Tally every line of the material that includes "Wait", then give the tally and nothing else.

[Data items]
>>>

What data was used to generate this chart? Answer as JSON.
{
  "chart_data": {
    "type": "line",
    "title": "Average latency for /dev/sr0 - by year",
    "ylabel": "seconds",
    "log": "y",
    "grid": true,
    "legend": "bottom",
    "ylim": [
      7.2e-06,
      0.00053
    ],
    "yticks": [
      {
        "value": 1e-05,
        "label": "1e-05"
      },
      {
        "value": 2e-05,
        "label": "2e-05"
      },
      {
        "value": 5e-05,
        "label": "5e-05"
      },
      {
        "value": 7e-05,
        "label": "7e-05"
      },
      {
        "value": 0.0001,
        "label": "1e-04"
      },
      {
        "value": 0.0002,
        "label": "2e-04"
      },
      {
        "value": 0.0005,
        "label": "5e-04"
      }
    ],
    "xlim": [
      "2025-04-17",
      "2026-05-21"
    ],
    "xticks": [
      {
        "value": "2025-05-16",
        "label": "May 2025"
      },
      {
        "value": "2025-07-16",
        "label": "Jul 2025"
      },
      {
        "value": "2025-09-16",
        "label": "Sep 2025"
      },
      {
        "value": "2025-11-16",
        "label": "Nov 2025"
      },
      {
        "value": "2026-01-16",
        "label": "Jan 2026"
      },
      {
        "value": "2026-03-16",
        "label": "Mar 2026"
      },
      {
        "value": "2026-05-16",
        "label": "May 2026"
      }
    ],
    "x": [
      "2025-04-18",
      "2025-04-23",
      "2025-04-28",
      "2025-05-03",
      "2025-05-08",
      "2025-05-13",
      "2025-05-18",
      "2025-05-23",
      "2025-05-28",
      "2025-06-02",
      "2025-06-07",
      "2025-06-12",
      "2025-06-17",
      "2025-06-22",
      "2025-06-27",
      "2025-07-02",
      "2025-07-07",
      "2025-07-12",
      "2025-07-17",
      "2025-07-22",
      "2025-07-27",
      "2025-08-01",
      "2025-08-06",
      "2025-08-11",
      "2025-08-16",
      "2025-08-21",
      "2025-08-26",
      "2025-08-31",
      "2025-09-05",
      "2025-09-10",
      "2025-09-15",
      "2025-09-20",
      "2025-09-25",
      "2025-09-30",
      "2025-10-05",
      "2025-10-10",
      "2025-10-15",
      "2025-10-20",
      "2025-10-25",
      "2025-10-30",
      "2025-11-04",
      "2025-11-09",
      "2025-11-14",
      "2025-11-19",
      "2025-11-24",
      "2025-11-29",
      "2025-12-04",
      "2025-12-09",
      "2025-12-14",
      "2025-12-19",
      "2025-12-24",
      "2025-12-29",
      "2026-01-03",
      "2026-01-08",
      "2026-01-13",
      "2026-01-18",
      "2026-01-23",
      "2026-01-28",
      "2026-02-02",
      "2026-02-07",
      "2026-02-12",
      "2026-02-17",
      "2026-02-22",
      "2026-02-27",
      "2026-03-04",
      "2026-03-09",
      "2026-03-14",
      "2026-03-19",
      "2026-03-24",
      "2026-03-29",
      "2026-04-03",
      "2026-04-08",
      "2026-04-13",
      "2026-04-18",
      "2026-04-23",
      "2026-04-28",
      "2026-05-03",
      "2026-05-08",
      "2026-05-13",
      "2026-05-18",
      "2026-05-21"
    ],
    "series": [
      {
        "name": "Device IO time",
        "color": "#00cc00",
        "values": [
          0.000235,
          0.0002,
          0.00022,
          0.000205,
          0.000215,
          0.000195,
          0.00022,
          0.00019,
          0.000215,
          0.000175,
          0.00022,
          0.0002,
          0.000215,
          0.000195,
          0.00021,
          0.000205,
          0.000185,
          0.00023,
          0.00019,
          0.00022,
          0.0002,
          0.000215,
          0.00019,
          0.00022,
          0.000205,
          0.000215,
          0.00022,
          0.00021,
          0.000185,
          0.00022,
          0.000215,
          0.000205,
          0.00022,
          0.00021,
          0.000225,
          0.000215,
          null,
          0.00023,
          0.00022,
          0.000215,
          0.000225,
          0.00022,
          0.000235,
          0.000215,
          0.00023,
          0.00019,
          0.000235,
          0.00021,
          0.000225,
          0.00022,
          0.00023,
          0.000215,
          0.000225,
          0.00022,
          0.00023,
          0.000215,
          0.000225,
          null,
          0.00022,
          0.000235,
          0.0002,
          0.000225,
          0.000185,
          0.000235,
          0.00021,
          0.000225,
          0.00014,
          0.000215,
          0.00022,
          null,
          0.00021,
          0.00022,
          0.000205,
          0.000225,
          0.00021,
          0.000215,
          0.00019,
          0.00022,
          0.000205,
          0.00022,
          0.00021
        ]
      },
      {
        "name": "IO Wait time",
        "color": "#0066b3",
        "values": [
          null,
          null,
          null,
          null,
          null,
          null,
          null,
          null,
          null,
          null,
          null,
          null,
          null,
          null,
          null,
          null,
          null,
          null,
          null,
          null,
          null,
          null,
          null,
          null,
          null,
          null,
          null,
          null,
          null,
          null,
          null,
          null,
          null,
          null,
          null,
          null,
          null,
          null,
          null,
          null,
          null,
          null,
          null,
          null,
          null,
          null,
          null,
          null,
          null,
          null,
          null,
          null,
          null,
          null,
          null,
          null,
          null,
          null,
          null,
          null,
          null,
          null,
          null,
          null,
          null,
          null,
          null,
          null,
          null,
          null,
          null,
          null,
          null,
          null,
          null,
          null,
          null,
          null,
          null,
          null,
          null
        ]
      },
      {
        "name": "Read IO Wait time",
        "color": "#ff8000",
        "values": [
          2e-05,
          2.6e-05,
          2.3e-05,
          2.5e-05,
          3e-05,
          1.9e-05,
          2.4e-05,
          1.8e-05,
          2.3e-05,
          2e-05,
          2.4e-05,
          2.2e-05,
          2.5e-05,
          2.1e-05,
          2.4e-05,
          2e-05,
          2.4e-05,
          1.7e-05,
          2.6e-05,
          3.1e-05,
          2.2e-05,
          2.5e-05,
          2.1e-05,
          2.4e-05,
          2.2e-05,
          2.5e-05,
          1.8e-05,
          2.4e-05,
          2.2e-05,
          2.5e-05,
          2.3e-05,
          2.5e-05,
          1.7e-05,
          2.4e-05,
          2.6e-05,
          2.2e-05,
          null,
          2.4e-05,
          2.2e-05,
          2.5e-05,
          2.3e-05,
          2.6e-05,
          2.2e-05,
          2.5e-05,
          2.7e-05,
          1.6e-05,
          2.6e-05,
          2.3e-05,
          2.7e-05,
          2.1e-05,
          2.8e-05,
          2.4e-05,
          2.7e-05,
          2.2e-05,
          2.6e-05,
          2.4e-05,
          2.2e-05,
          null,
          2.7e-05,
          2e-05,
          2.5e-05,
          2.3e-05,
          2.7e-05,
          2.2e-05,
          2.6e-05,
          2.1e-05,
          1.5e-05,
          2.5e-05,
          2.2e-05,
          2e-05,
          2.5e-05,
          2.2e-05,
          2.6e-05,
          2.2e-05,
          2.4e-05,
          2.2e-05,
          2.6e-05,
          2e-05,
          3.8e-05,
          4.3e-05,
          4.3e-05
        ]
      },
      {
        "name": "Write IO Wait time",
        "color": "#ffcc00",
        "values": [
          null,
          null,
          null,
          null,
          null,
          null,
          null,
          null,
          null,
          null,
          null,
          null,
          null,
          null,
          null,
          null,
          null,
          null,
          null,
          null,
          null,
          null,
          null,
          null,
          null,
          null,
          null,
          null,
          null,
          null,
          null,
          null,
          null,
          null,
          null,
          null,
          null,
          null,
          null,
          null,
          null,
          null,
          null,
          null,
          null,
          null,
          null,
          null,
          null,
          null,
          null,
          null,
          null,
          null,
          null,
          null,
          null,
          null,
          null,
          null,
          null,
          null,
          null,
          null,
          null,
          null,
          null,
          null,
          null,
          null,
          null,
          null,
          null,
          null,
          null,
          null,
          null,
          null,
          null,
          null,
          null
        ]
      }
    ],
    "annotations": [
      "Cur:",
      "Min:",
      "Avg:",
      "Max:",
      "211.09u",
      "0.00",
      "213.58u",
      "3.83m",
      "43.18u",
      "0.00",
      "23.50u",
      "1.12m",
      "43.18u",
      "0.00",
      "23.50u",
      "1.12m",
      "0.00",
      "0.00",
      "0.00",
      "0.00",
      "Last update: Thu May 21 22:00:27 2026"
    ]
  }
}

<<<

> **SOLUTION BELOW**:
3